= WHAT YOU NEED TO DO =
Go through the records and give each one again exactly.

======== RECORDS TO USE

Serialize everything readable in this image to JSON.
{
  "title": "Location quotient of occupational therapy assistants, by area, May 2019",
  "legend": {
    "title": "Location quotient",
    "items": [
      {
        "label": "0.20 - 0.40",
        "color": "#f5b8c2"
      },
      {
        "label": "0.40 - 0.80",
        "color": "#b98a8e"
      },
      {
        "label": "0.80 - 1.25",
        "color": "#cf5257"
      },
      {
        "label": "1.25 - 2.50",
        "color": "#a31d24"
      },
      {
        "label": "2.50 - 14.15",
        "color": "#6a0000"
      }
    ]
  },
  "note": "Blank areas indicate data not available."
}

================

= COMPLETED EXERCISE =
Serialize everything readable in this image to JSON.
{
  "title": "Location quotient of occupational therapy assistants, by area, May 2019",
  "legend": {
    "title": "Location quotient",
    "items": [
      {
        "label": "0.20 - 0.40",
        "color": "#f5b8c2"
      },
      {
        "label": "0.40 - 0.80",
        "color": "#b98a8e"
      },
      {
        "label": "0.80 - 1.25",
        "color": "#cf5257"
      },
      {
        "label": "1.25 - 2.50",
        "color": "#a31d24"
      },
      {
        "label": "2.50 - 14.15",
        "color": "#6a0000"
      }
    ]
  },
  "note": "Blank areas indicate data not available."
}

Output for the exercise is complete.